━━━━━ Recorded data ━━━━━

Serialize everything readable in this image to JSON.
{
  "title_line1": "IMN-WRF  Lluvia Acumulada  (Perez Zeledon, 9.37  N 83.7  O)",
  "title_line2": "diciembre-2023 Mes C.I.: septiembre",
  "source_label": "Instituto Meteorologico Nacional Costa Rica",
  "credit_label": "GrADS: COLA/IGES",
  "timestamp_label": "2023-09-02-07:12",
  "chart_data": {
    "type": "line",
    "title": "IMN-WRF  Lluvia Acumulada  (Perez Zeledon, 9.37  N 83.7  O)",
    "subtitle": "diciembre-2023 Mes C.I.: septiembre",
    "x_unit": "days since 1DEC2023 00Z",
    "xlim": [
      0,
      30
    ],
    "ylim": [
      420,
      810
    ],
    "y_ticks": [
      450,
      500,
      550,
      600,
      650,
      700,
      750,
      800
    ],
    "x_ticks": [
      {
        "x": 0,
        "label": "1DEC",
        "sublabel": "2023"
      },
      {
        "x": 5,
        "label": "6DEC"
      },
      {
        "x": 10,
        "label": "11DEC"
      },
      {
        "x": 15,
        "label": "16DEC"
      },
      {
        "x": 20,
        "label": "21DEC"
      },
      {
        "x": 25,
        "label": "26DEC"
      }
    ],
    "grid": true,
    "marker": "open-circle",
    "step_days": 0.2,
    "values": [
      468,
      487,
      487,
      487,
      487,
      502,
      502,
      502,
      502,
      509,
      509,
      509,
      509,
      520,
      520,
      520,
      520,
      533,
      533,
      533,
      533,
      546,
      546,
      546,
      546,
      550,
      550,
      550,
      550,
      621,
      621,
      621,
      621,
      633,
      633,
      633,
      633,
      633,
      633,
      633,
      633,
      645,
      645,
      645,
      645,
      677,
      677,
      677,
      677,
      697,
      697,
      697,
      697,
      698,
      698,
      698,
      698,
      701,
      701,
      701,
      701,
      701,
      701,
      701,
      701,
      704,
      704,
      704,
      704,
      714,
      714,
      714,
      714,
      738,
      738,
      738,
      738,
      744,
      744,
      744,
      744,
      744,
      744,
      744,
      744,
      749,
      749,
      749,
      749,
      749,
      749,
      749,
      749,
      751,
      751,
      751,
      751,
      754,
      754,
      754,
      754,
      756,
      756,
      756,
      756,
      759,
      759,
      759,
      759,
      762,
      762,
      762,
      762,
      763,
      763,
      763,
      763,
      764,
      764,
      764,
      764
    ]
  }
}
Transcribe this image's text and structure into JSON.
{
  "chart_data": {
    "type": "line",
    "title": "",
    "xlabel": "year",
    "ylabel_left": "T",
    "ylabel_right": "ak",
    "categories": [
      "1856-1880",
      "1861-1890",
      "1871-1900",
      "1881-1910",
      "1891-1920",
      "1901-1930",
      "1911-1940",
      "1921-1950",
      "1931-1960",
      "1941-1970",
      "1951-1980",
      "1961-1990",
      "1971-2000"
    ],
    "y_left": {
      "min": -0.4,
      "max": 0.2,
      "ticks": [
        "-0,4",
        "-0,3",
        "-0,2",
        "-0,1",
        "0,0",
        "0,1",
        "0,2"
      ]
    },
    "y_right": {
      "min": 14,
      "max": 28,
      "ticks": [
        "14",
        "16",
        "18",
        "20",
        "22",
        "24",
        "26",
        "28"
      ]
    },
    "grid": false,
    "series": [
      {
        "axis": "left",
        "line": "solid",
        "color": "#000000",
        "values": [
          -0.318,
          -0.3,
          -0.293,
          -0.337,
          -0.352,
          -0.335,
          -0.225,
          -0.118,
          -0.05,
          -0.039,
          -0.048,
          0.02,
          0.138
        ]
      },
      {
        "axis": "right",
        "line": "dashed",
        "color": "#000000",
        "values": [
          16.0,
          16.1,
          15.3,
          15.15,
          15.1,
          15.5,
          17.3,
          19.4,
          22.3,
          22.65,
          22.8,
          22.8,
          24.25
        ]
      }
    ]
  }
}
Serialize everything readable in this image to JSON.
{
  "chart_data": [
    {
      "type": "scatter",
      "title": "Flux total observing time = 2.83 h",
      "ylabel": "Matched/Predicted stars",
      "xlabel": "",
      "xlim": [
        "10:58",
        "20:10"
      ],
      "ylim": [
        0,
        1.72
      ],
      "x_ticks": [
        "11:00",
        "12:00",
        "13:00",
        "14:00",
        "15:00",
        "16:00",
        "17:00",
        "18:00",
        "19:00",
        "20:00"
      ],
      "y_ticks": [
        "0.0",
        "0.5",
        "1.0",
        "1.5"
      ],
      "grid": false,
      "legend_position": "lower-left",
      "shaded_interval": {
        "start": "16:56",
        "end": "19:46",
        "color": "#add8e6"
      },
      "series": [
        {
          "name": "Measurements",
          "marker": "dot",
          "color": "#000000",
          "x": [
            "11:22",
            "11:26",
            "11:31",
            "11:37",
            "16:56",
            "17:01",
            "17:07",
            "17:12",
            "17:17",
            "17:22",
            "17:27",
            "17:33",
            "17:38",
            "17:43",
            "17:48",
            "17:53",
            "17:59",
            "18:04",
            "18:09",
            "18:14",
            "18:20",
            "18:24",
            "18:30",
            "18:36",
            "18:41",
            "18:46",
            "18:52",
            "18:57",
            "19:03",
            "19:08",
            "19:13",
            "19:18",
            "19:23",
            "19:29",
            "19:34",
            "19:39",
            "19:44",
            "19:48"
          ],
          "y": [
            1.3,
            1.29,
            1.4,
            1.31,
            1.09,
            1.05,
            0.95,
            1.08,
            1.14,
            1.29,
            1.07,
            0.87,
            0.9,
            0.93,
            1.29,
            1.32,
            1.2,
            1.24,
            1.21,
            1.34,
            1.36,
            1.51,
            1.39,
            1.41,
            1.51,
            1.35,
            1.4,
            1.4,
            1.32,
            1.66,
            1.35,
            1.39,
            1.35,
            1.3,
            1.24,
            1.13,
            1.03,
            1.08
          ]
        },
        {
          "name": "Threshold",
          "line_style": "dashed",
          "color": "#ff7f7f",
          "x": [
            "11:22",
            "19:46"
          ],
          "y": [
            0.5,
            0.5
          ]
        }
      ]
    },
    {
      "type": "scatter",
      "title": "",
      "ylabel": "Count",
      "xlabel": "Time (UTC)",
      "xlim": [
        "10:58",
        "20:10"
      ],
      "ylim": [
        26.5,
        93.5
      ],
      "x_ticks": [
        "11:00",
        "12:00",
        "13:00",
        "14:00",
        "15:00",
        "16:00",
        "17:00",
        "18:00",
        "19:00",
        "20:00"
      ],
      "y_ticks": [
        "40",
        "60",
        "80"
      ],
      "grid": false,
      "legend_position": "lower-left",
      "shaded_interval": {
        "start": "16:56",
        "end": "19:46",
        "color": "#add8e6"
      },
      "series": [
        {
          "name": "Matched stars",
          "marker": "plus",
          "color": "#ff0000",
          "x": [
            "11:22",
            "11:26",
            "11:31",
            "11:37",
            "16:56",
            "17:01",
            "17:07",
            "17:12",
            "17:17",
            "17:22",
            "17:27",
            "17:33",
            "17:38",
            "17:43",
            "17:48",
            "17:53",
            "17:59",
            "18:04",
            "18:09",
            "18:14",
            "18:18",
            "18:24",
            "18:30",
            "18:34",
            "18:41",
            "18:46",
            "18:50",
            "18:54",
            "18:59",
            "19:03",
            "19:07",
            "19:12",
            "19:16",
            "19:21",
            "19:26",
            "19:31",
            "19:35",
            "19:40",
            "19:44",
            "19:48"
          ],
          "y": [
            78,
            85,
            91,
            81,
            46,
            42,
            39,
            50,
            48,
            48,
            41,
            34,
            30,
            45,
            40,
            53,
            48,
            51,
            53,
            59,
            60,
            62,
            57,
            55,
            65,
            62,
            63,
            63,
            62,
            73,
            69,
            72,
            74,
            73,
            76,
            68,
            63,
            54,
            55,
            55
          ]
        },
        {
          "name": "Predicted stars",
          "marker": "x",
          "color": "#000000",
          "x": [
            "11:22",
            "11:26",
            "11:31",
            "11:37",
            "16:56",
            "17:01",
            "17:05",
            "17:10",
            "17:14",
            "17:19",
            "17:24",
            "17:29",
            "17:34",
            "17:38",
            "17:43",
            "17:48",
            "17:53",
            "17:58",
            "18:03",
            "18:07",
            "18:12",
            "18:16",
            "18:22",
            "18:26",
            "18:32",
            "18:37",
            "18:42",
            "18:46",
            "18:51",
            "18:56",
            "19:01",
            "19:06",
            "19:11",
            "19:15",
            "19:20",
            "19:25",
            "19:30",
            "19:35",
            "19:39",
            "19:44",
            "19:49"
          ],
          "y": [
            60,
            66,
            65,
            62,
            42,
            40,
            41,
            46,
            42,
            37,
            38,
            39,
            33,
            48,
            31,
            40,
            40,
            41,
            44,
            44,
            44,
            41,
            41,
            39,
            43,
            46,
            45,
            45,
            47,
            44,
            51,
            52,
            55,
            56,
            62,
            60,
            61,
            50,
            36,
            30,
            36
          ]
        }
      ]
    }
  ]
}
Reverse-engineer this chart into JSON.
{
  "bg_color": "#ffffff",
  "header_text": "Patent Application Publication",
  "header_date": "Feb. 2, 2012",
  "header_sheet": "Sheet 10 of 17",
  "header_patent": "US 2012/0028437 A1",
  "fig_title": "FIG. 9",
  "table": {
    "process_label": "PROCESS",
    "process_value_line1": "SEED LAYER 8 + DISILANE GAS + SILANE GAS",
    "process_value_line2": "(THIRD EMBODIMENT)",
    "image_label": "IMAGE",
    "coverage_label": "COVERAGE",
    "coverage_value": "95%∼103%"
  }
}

━━━━━

§ Brief
Reproduce only the lines from the line containing "Reverse-engineer this chart into JSON." to the last line of the material above, both of those lines included.

§ Written response
Reverse-engineer this chart into JSON.
{
  "bg_color": "#ffffff",
  "header_text": "Patent Application Publication",
  "header_date": "Feb. 2, 2012",
  "header_sheet": "Sheet 10 of 17",
  "header_patent": "US 2012/0028437 A1",
  "fig_title": "FIG. 9",
  "table": {
    "process_label": "PROCESS",
    "process_value_line1": "SEED LAYER 8 + DISILANE GAS + SILANE GAS",
    "process_value_line2": "(THIRD EMBODIMENT)",
    "image_label": "IMAGE",
    "coverage_label": "COVERAGE",
    "coverage_value": "95%∼103%"
  }
}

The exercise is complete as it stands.